▶ _SOURCE TEXT_:
# # # #

This time frame is short enough to allow for some realistic predictions based on the ongoing development trends, yet just far enough out to allow us to ponder some very promising, emerging technologies. For power electronics designers, the road ahead contains both exciting possibilities such as the opportunity to exploit ever-more sophisticated power ICs, and challenges such as the loss of design experience in critical areas such as magnetics.
— David Morrison, Editor, Power Electronics Technology

Semi Processes Push Power ICs Forward

Power management ICs face mounting pressures from all sides of the power supply application spectrum: they must provide higher efficiency, reduced cost, smaller circuit-board area, greater functionality, smaller packages, greater integration and new functions. In addition, power architectures are changing to meet the demands of advanced digital devices such as ASICs, DSPs and microprocessors. The distributed power architectures used to drive such electronics will require power ICs having both isolated and nonisolated topologies. These ICs will be low-profile, small-footprint, high-efficiency power modules with postregulator controllers and multiple PWM controllers on a single chip.

The way to manufacture such power ICs is to bring together analog, digital and power semiconductor technologies on a single chip to carry out the functions of a power control IC. This is sometimes called smart power, where BiCMOS is used for analog functions such as oscillators, drivers, amplifiers and voltage references, CMOS for control logic and DMOS for the power switches.

This type of technology is currently being developed by companies such as National Semiconductor, which calls it voltage-scaled ABCD for analog BiCMOS-DMOS. It will be available in three different “recipes” or processes to meet various power supply requirements. For example, depending on the system voltages the IC will handle, the breakdown voltage of the DMOS transistors will vary, as will the isolation breakdown voltages of the substrate (Fig. 1).

# # # #

▶ _DATA SHOWN_:
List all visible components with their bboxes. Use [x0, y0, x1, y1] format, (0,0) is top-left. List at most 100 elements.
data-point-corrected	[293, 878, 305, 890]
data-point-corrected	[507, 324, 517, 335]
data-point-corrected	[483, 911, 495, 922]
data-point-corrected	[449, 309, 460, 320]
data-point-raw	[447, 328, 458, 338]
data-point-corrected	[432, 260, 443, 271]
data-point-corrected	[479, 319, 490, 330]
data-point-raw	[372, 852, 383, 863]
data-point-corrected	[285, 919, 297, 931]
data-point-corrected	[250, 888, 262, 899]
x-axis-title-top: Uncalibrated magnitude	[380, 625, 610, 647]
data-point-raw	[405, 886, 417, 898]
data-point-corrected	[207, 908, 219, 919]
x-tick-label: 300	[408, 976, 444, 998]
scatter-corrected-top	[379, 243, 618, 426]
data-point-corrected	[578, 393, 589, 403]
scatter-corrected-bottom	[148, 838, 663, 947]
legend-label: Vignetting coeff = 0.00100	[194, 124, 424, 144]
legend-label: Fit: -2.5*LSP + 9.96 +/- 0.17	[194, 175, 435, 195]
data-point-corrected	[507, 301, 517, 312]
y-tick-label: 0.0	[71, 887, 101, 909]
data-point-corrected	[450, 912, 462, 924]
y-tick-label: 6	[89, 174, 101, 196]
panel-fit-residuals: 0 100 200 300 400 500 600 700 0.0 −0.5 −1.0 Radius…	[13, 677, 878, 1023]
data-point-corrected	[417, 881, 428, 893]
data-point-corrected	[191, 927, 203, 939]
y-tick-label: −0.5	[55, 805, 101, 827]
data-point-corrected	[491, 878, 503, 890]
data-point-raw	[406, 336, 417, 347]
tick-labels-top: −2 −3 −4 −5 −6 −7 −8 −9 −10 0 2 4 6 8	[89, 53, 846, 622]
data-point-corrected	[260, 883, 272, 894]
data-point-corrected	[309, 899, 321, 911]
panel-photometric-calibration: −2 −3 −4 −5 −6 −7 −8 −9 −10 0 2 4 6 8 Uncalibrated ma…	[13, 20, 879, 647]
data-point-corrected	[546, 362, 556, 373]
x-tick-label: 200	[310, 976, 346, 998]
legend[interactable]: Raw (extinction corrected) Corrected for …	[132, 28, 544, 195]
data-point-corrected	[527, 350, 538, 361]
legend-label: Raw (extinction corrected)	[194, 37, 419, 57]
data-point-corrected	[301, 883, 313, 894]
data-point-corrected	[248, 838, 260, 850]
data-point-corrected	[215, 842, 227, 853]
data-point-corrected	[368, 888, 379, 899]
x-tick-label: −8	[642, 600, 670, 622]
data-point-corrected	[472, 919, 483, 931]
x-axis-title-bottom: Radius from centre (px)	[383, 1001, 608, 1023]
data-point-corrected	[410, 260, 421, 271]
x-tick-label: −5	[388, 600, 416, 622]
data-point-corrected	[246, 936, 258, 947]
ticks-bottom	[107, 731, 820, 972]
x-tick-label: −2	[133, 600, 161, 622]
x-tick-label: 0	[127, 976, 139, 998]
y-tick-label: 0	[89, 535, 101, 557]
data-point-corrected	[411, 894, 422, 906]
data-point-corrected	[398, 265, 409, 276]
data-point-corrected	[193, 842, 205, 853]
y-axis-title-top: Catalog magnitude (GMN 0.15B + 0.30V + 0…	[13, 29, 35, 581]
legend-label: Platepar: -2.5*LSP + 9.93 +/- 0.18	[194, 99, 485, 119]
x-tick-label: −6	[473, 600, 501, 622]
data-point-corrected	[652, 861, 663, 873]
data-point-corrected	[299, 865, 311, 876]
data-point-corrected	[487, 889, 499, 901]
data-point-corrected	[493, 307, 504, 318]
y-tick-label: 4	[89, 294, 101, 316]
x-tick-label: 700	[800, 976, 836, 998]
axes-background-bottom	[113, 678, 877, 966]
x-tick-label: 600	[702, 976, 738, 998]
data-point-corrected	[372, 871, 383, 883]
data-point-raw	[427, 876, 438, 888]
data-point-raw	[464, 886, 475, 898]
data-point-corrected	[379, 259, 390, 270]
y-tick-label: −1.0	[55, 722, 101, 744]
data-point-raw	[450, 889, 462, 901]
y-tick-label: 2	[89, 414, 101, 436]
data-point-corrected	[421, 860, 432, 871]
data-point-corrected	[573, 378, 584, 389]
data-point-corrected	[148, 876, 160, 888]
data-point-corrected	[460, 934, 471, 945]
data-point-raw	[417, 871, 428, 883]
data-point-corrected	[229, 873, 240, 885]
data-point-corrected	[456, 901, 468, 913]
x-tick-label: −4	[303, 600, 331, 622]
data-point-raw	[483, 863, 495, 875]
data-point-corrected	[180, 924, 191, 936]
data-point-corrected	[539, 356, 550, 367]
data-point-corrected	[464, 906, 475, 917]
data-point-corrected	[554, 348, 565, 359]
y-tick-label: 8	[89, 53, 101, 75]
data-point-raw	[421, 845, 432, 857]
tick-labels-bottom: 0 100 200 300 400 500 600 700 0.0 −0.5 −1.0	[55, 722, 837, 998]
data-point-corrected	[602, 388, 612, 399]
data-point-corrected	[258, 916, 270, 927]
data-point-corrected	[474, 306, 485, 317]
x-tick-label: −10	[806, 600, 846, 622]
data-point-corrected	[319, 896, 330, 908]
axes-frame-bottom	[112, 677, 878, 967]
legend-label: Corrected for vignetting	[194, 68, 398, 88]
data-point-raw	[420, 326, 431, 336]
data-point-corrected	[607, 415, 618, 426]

# # # #

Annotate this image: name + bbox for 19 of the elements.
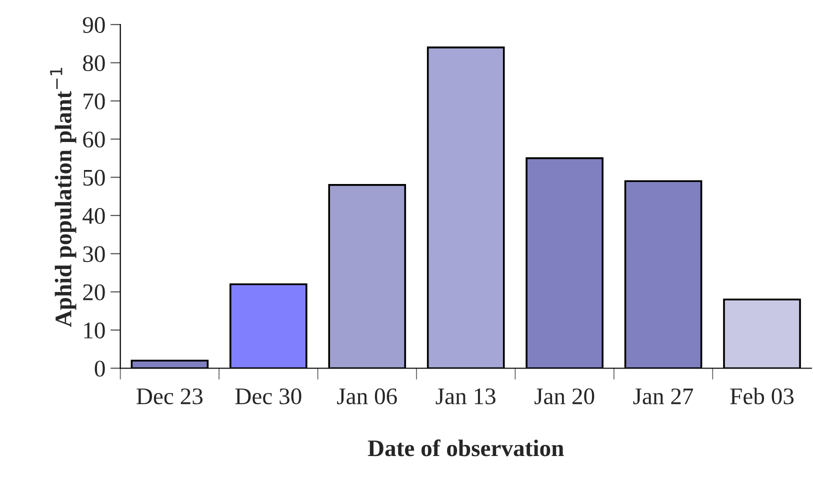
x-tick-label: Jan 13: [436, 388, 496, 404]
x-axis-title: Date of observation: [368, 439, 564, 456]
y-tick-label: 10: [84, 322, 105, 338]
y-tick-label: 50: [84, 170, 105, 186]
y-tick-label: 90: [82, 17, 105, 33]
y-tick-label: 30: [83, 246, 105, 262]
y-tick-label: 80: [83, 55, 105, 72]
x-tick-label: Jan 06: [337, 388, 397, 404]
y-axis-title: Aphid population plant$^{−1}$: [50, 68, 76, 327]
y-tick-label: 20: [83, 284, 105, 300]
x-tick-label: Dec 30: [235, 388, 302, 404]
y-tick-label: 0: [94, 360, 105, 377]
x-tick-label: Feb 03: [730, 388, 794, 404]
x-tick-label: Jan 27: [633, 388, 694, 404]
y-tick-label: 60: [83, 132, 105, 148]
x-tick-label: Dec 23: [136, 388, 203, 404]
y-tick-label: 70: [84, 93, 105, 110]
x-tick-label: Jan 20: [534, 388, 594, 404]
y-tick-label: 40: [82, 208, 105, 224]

# # # #

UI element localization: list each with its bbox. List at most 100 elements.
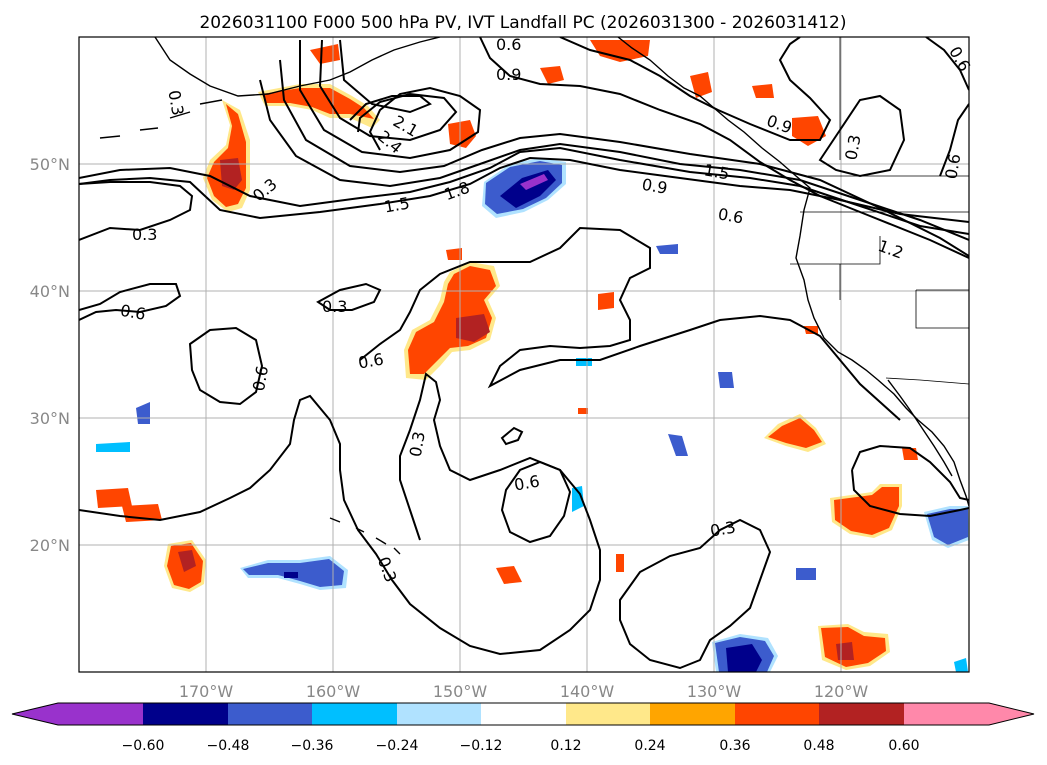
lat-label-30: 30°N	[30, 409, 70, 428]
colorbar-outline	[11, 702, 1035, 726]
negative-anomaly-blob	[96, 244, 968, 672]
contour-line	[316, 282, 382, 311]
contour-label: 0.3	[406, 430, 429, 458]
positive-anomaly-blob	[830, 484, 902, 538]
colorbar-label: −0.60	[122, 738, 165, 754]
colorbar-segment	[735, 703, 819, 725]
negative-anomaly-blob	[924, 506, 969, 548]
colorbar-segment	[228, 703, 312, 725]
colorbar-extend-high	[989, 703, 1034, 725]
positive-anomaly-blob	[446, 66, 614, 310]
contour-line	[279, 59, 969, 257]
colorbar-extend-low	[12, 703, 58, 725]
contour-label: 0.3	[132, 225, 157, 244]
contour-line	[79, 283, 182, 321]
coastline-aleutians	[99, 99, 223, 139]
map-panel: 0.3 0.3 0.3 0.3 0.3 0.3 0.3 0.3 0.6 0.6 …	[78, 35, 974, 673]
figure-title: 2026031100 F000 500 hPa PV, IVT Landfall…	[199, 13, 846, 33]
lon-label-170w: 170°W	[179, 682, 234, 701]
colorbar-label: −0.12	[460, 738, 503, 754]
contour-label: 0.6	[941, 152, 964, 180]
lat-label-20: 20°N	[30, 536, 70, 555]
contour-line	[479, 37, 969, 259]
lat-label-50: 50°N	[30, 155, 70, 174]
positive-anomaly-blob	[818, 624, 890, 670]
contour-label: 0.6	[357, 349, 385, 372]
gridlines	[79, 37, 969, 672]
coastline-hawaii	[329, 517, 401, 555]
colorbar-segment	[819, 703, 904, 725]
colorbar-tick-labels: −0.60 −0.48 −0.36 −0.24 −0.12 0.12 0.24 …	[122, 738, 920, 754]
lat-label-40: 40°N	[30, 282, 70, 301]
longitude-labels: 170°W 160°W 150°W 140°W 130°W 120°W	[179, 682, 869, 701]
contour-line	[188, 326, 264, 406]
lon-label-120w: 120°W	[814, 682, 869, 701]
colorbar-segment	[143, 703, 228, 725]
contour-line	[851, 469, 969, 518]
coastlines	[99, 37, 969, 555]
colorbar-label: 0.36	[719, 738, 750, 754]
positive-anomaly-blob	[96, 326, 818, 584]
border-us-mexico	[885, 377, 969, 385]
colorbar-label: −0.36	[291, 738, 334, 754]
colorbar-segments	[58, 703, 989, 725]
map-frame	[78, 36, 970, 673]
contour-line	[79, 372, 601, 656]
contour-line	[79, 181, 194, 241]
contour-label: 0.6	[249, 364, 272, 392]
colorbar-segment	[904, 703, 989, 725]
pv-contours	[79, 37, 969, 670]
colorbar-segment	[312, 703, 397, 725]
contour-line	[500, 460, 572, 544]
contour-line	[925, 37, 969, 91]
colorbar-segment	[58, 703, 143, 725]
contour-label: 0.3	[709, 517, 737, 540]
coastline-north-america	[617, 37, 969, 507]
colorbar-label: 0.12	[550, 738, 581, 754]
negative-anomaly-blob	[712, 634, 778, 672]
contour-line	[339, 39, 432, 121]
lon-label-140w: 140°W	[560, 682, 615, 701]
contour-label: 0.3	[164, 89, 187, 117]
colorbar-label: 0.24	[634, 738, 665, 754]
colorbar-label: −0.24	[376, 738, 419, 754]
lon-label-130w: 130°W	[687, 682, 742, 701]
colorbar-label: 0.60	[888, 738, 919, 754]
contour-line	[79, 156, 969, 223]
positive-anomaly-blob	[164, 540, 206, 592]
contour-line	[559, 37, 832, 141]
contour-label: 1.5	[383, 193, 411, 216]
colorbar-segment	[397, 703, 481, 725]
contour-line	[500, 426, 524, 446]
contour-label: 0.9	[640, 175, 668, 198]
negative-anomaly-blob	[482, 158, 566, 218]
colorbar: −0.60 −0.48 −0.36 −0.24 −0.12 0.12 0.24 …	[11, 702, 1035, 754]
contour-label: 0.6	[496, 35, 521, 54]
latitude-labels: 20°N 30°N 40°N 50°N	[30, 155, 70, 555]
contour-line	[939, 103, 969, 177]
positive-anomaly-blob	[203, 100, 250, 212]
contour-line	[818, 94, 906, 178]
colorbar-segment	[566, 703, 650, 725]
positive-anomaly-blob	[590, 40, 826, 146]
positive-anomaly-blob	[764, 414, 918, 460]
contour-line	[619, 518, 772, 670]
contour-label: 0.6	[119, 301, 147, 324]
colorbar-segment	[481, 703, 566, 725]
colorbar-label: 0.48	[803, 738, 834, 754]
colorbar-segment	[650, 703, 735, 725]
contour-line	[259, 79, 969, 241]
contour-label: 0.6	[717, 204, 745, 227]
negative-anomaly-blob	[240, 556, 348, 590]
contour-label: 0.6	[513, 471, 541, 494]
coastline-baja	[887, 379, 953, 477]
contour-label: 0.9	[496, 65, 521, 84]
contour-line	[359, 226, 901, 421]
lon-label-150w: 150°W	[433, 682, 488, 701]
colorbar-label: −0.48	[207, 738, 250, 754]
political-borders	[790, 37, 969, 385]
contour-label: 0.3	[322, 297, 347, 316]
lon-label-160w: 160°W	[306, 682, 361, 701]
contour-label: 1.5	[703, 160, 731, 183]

# # # #

▶ _GIVEN EXERCISE 1_:
Copy the passage from the power IC text word for word, beginning at the words "The way to manufacture" and stopping after "the power switches.".
▶ _GIVEN EXERCISE 2_:
According to the power IC text, what must power management ICs provide?

▶ _EXERCISE OUTPUT 1_:
The way to manufacture such power ICs is to bring together analog, digital and power semiconductor technologies on a single chip to carry out the functions of a power control IC. This is sometimes called smart power, where BiCMOS is used for analog functions such as oscillators, drivers, amplifiers and voltage references, CMOS for control logic and DMOS for the power switches.

▶ _EXERCISE OUTPUT 2_:
- higher efficiency
- reduced cost
- smaller circuit-board area
- greater functionality
- smaller packages
- greater integration
- new functions